■ Given task:
Your task is to print all of the data word for word.

- - - - -

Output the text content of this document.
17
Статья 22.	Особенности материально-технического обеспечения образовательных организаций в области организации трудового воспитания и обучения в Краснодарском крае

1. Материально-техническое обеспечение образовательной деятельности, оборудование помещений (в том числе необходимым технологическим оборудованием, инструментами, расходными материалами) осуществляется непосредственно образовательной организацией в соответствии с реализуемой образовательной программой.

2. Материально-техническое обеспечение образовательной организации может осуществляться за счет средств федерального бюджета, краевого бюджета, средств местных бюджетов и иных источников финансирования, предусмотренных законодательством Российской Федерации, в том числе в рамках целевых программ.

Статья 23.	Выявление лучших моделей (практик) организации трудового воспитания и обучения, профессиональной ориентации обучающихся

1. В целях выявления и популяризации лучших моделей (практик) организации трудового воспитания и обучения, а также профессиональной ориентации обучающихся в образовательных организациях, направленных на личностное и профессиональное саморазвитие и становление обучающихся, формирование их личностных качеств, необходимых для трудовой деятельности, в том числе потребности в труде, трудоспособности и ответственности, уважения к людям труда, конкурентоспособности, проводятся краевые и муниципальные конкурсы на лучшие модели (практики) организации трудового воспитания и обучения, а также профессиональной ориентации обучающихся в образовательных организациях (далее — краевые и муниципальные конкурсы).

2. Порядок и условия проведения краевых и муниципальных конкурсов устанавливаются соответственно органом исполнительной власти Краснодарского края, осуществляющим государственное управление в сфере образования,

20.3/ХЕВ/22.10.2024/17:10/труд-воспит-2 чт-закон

- - - - -

■ Correct output:
Output the text content of this document.
17
Статья 22.	Особенности материально-технического обеспечения образовательных организаций в области организации трудового воспитания и обучения в Краснодарском крае

1. Материально-техническое обеспечение образовательной деятельности, оборудование помещений (в том числе необходимым технологическим оборудованием, инструментами, расходными материалами) осуществляется непосредственно образовательной организацией в соответствии с реализуемой образовательной программой.

2. Материально-техническое обеспечение образовательной организации может осуществляться за счет средств федерального бюджета, краевого бюджета, средств местных бюджетов и иных источников финансирования, предусмотренных законодательством Российской Федерации, в том числе в рамках целевых программ.

Статья 23.	Выявление лучших моделей (практик) организации трудового воспитания и обучения, профессиональной ориентации обучающихся

1. В целях выявления и популяризации лучших моделей (практик) организации трудового воспитания и обучения, а также профессиональной ориентации обучающихся в образовательных организациях, направленных на личностное и профессиональное саморазвитие и становление обучающихся, формирование их личностных качеств, необходимых для трудовой деятельности, в том числе потребности в труде, трудоспособности и ответственности, уважения к людям труда, конкурентоспособности, проводятся краевые и муниципальные конкурсы на лучшие модели (практики) организации трудового воспитания и обучения, а также профессиональной ориентации обучающихся в образовательных организациях (далее — краевые и муниципальные конкурсы).

2. Порядок и условия проведения краевых и муниципальных конкурсов устанавливаются соответственно органом исполнительной власти Краснодарского края, осуществляющим государственное управление в сфере образования,

20.3/ХЕВ/22.10.2024/17:10/труд-воспит-2 чт-закон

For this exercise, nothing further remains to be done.